* [Given exercise] Identify each line holding the string "name" and copy it.
--- begin ---
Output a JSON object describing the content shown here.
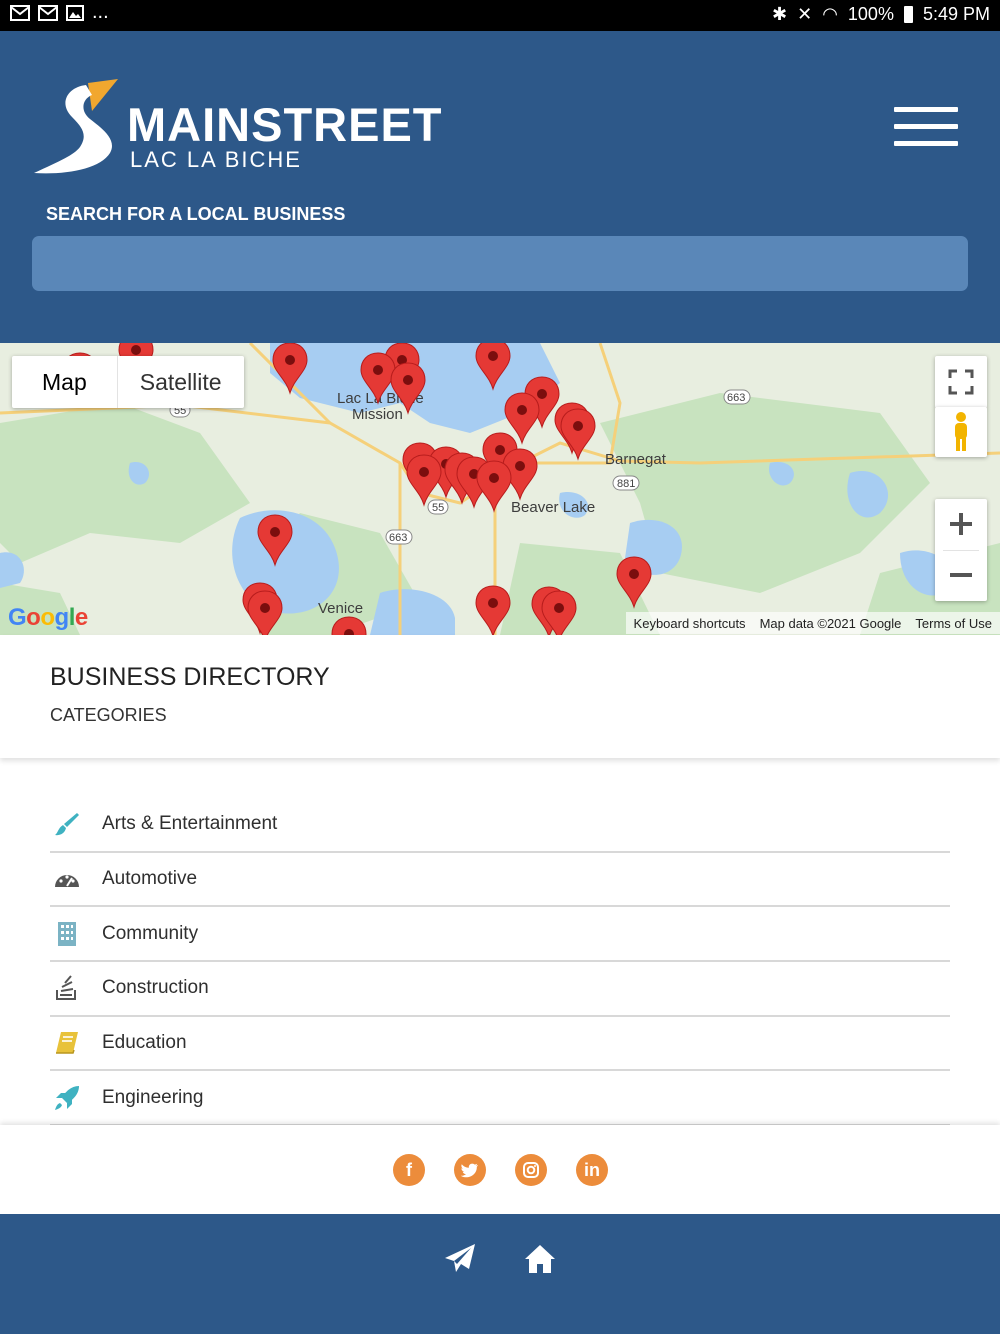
{
  "status_bar": {
    "battery_percent": "100%",
    "time": "5:49 PM",
    "overflow": "..."
  },
  "header": {
    "logo_title": "MAINSTREET",
    "logo_subtitle": "LAC LA BICHE",
    "search_label": "SEARCH FOR A LOCAL BUSINESS",
    "search_value": "",
    "search_placeholder": ""
  },
  "map": {
    "type_buttons": [
      "Map",
      "Satellite"
    ],
    "active_type": "Map",
    "places": [
      "Lac La Biche",
      "Mission",
      "Barnegat",
      "Beaver Lake",
      "Venice"
    ],
    "road_shields": [
      "55",
      "663",
      "881",
      "55",
      "663"
    ],
    "google_logo": "Google",
    "footer": [
      "Keyboard shortcuts",
      "Map data ©2021 Google",
      "Terms of Use"
    ]
  },
  "directory": {
    "title": "BUSINESS DIRECTORY",
    "subtitle": "CATEGORIES",
    "categories": [
      {
        "label": "Arts & Entertainment",
        "icon": "paintbrush-icon",
        "color": "#3fb2c1"
      },
      {
        "label": "Automotive",
        "icon": "dashboard-icon",
        "color": "#555555"
      },
      {
        "label": "Community",
        "icon": "building-icon",
        "color": "#7bb3c4"
      },
      {
        "label": "Construction",
        "icon": "stack-icon",
        "color": "#555555"
      },
      {
        "label": "Education",
        "icon": "book-icon",
        "color": "#e8c23a"
      },
      {
        "label": "Engineering",
        "icon": "rocket-icon",
        "color": "#3fb2c1"
      }
    ]
  },
  "social": [
    {
      "name": "facebook-icon",
      "glyph": "f"
    },
    {
      "name": "twitter-icon",
      "glyph": "t"
    },
    {
      "name": "instagram-icon",
      "glyph": "◎"
    },
    {
      "name": "linkedin-icon",
      "glyph": "in"
    }
  ],
  "colors": {
    "brand_blue": "#2d5889",
    "search_blue": "#5a87b8",
    "social_orange": "#ec8c3b",
    "pin_red": "#e53935"
  }
}
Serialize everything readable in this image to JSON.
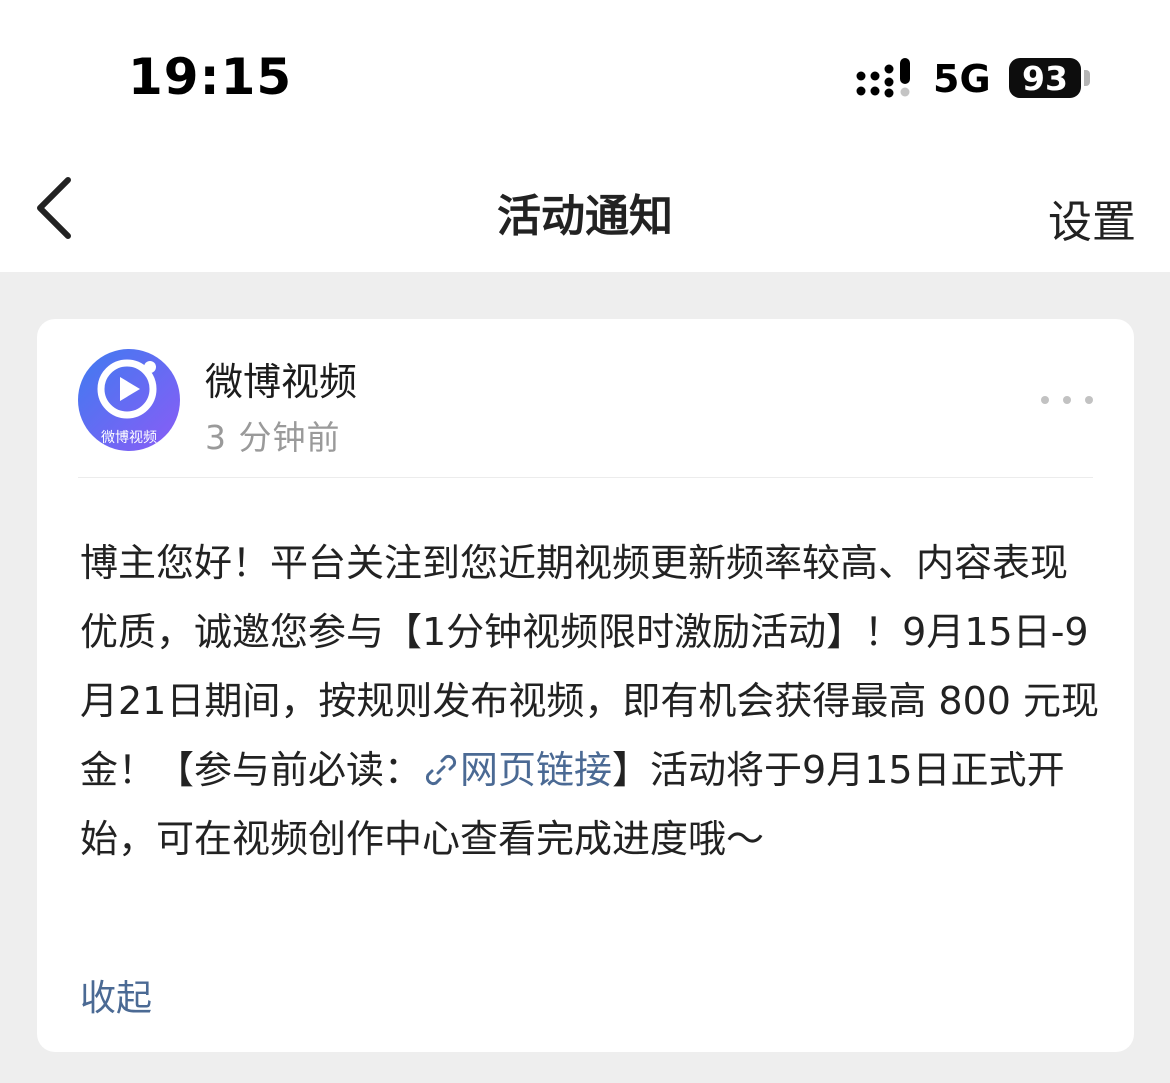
{
  "status_bar": {
    "time": "19:15",
    "network": "5G",
    "battery": "93"
  },
  "nav": {
    "back_icon": "chevron-left-icon",
    "title": "活动通知",
    "settings_label": "设置"
  },
  "notification": {
    "avatar": {
      "icon": "weibo-video-logo",
      "caption": "微博视频",
      "colors": [
        "#3f7bf0",
        "#8b5cf6"
      ]
    },
    "sender": "微博视频",
    "time_ago": "3 分钟前",
    "more_icon": "more-horizontal-icon",
    "message": {
      "before_link": "博主您好！平台关注到您近期视频更新频率较高、内容表现优质，诚邀您参与【1分钟视频限时激励活动】！9月15日-9月21日期间，按规则发布视频，即有机会获得最高 800 元现金！【参与前必读：",
      "link_icon": "link-icon",
      "link_text": "网页链接",
      "after_link": "】活动将于9月15日正式开始，可在视频创作中心查看完成进度哦～"
    },
    "collapse_label": "收起"
  },
  "colors": {
    "link": "#4b6a94",
    "background": "#eeeeee",
    "card": "#ffffff"
  }
}
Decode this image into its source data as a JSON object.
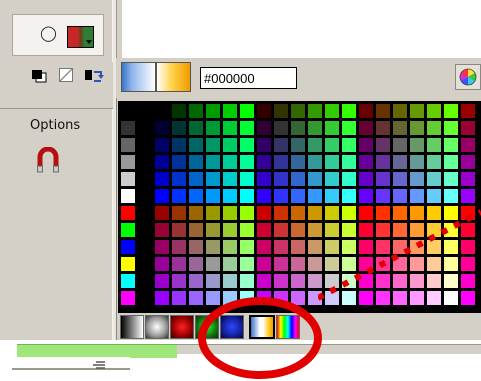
{
  "color_mixer": {
    "hex_value": "#000000"
  },
  "options_panel": {
    "title": "Options"
  },
  "colors": {
    "selection": "#ff0000",
    "annotation": "#e00000",
    "panel": "#d4d0c8",
    "green_strip": "#9fe77a"
  },
  "icons": [
    "paint-bucket-icon",
    "black-white-icon",
    "no-color-icon",
    "swap-colors-icon",
    "snap-magnet-icon",
    "color-picker-icon"
  ]
}
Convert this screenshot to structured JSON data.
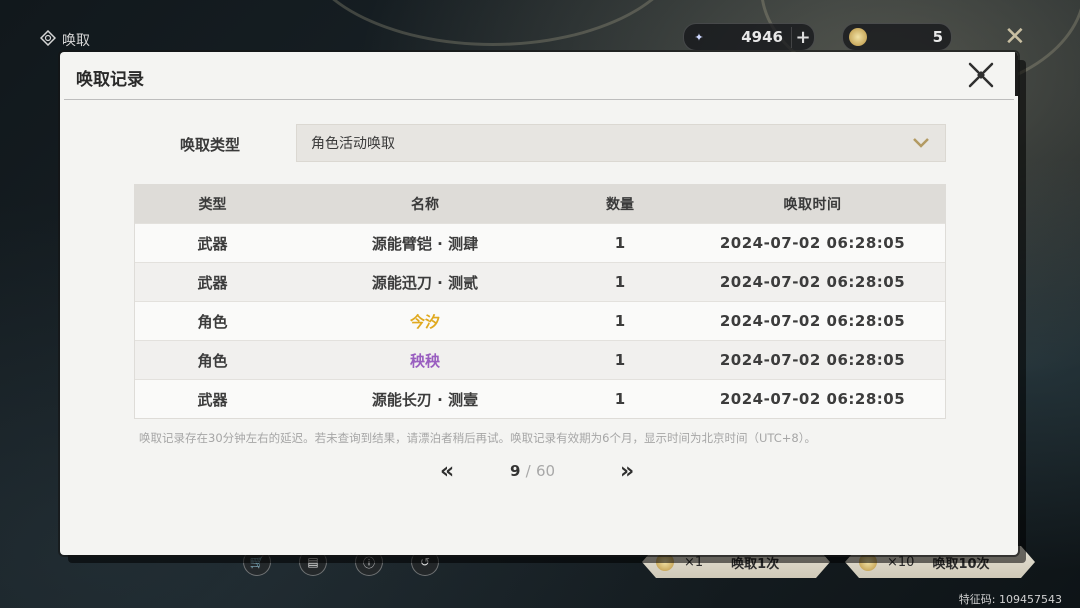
{
  "screen": {
    "title": "唤取",
    "feature_code": "特征码: 109457543"
  },
  "currencies": [
    {
      "icon": "astrite-icon",
      "amount": "4946",
      "has_plus": true
    },
    {
      "icon": "lustrous-tide-icon",
      "amount": "5",
      "has_plus": false
    }
  ],
  "bottom_bar": {
    "pull_one": {
      "count": "×1",
      "label": "唤取1次"
    },
    "pull_ten": {
      "count": "×10",
      "label": "唤取10次"
    }
  },
  "modal": {
    "title": "唤取记录",
    "type_label": "唤取类型",
    "type_value": "角色活动唤取",
    "columns": [
      "类型",
      "名称",
      "数量",
      "唤取时间"
    ],
    "records": [
      {
        "type": "武器",
        "name": "源能臂铠 · 测肆",
        "qty": "1",
        "time": "2024-07-02 06:28:05",
        "rarity": "3"
      },
      {
        "type": "武器",
        "name": "源能迅刀 · 测贰",
        "qty": "1",
        "time": "2024-07-02 06:28:05",
        "rarity": "3"
      },
      {
        "type": "角色",
        "name": "今汐",
        "qty": "1",
        "time": "2024-07-02 06:28:05",
        "rarity": "5"
      },
      {
        "type": "角色",
        "name": "秧秧",
        "qty": "1",
        "time": "2024-07-02 06:28:05",
        "rarity": "4"
      },
      {
        "type": "武器",
        "name": "源能长刃 · 测壹",
        "qty": "1",
        "time": "2024-07-02 06:28:05",
        "rarity": "3"
      }
    ],
    "note": "唤取记录存在30分钟左右的延迟。若未查询到结果，请漂泊者稍后再试。唤取记录有效期为6个月，显示时间为北京时间（UTC+8）。",
    "pagination": {
      "current": "9",
      "separator": "/",
      "total": "60"
    }
  },
  "colors": {
    "rarity_5": "#e0a91f",
    "rarity_4": "#9a5fc0",
    "rarity_3": "#3c3c3c"
  }
}
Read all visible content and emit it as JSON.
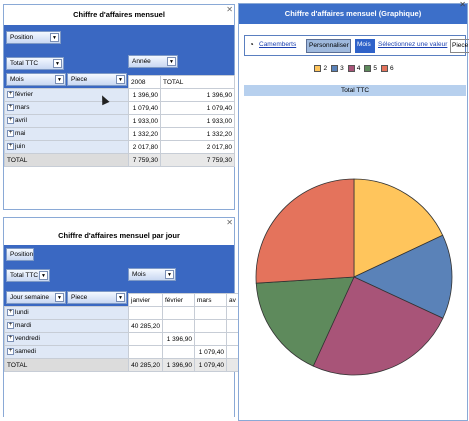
{
  "top_panel": {
    "title": "Chiffre d'affaires mensuel",
    "filter_chip": "Position",
    "measure_chip": "Total TTC",
    "column_chip": "Année",
    "row_chip_1": "Mois",
    "row_chip_2": "Piece",
    "col_header_year": "2008",
    "col_header_total": "TOTAL",
    "rows": [
      {
        "label": "février",
        "v1": "1 396,90",
        "v2": "1 396,90"
      },
      {
        "label": "mars",
        "v1": "1 079,40",
        "v2": "1 079,40"
      },
      {
        "label": "avril",
        "v1": "1 933,00",
        "v2": "1 933,00"
      },
      {
        "label": "mai",
        "v1": "1 332,20",
        "v2": "1 332,20"
      },
      {
        "label": "juin",
        "v1": "2 017,80",
        "v2": "2 017,80"
      }
    ],
    "total": {
      "label": "TOTAL",
      "v1": "7 759,30",
      "v2": "7 759,30"
    }
  },
  "bottom_panel": {
    "title": "Chiffre d'affaires mensuel par jour",
    "filter_chip": "Position",
    "measure_chip": "Total TTC",
    "column_chip": "Mois",
    "row_chip_1": "Jour semaine",
    "row_chip_2": "Piece",
    "col_headers": [
      "janvier",
      "février",
      "mars",
      "av"
    ],
    "rows": [
      {
        "label": "lundi",
        "c": [
          "",
          "",
          "",
          ""
        ]
      },
      {
        "label": "mardi",
        "c": [
          "40 285,20",
          "",
          "",
          ""
        ]
      },
      {
        "label": "vendredi",
        "c": [
          "",
          "1 396,90",
          "",
          ""
        ]
      },
      {
        "label": "samedi",
        "c": [
          "",
          "",
          "1 079,40",
          ""
        ]
      }
    ],
    "total": {
      "label": "TOTAL",
      "c": [
        "40 285,20",
        "1 396,90",
        "1 079,40",
        ""
      ]
    }
  },
  "right_panel": {
    "title": "Chiffre d'affaires mensuel (Graphique)",
    "toolbar": {
      "chart_type": "Camemberts",
      "customize": "Personnaliser",
      "mois": "Mois",
      "select_value": "Sélectionnez une valeur",
      "piece": "Piece"
    },
    "total_label": "Total TTC"
  },
  "colors": {
    "accent_blue": "#3a68c2",
    "title_bar": "#3c6fc9"
  },
  "chart_data": {
    "type": "pie",
    "legend": [
      "2",
      "3",
      "4",
      "5",
      "6"
    ],
    "colors": [
      "#ffc55c",
      "#5a82b8",
      "#a85478",
      "#5e8a5c",
      "#e4735c"
    ],
    "values": [
      1396.9,
      1079.4,
      1933.0,
      1332.2,
      2017.8
    ]
  }
}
--- end ---
* [Full output]
      "name": "facebook-icon",
      "name": "twitter-icon",
      "name": "instagram-icon",
      "name": "linkedin-icon",
        "name": "源能臂铠 · 测肆",
        "name": "源能迅刀 · 测贰",
        "name": "今汐",
        "name": "秧秧",
        "name": "源能长刃 · 测壹",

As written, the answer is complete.